*Required task*. What is the number of lines in the data that hold the string "High"? Reply with that number only.

***** The data *****

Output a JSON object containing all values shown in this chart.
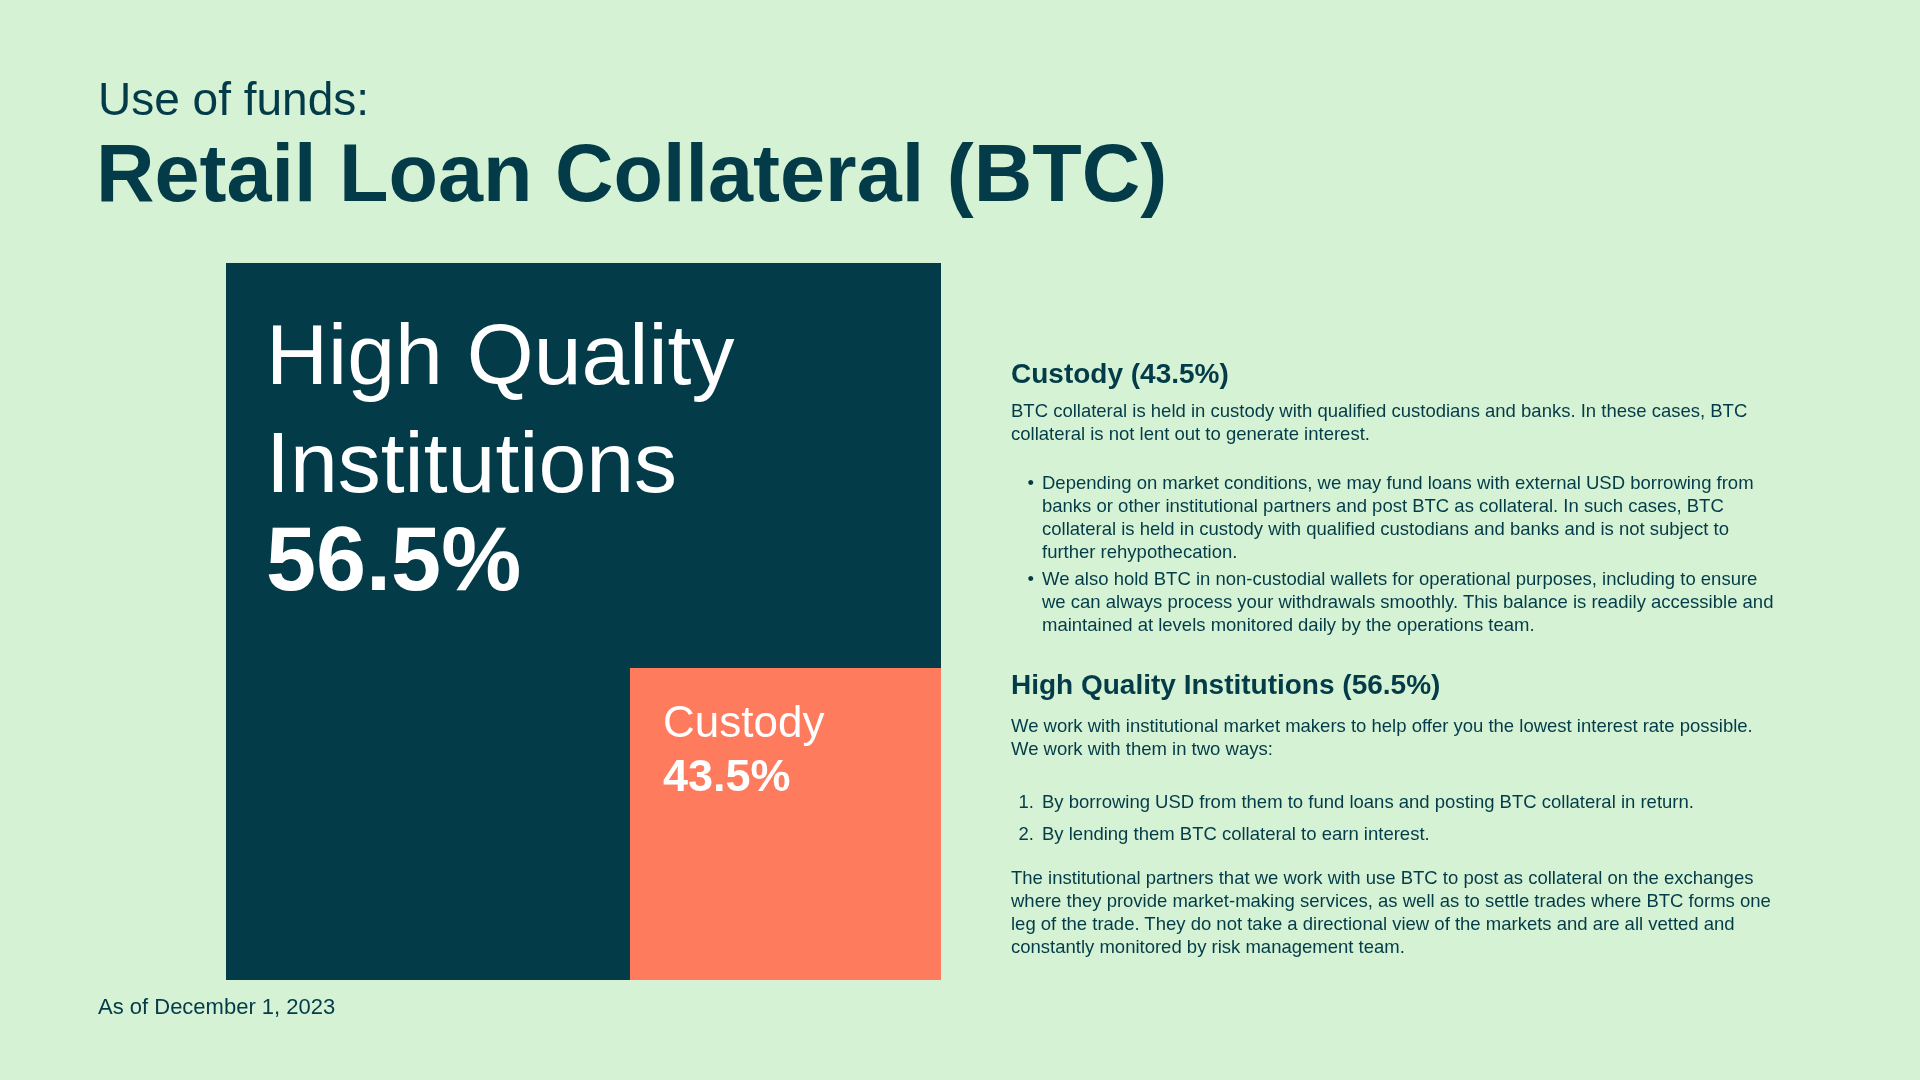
{
  "chart_data": {
    "type": "other",
    "subtitle": "Use of funds:",
    "title": "Retail Loan Collateral (BTC)",
    "categories": [
      "High Quality Institutions",
      "Custody"
    ],
    "values": [
      56.5,
      43.5
    ],
    "value_labels": [
      "56.5%",
      "43.5%"
    ],
    "colors": [
      "#033b48",
      "#fe7b5d"
    ],
    "annotations": [
      "Custody (43.5%)",
      "BTC collateral is held in custody with qualified custodians and banks. In these cases, BTC collateral is not lent out to generate interest.",
      "• Depending on market conditions, we may fund loans with external USD borrowing from banks or other institutional partners and post BTC as collateral. In such cases, BTC collateral is held in custody with qualified custodians and banks and is not subject to further rehypothecation.",
      "• We also hold BTC in non-custodial wallets for operational purposes, including to ensure we can always process your withdrawals smoothly. This balance is readily accessible and maintained at levels monitored daily by the operations team.",
      "High Quality Institutions (56.5%)",
      "We work with institutional market makers to help offer you the lowest interest rate possible. We work with them in two ways:",
      "1. By borrowing USD from them to fund loans and posting BTC collateral in return.",
      "2. By lending them BTC collateral to earn interest.",
      "The institutional partners that we work with use BTC to post as collateral on the exchanges where they provide market-making services, as well as to settle trades where BTC forms one leg of the trade. They do not take a directional view of the markets and are all vetted and constantly monitored by risk management team.",
      "As of December 1, 2023"
    ]
  }
}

*****

*Exercise result*. 2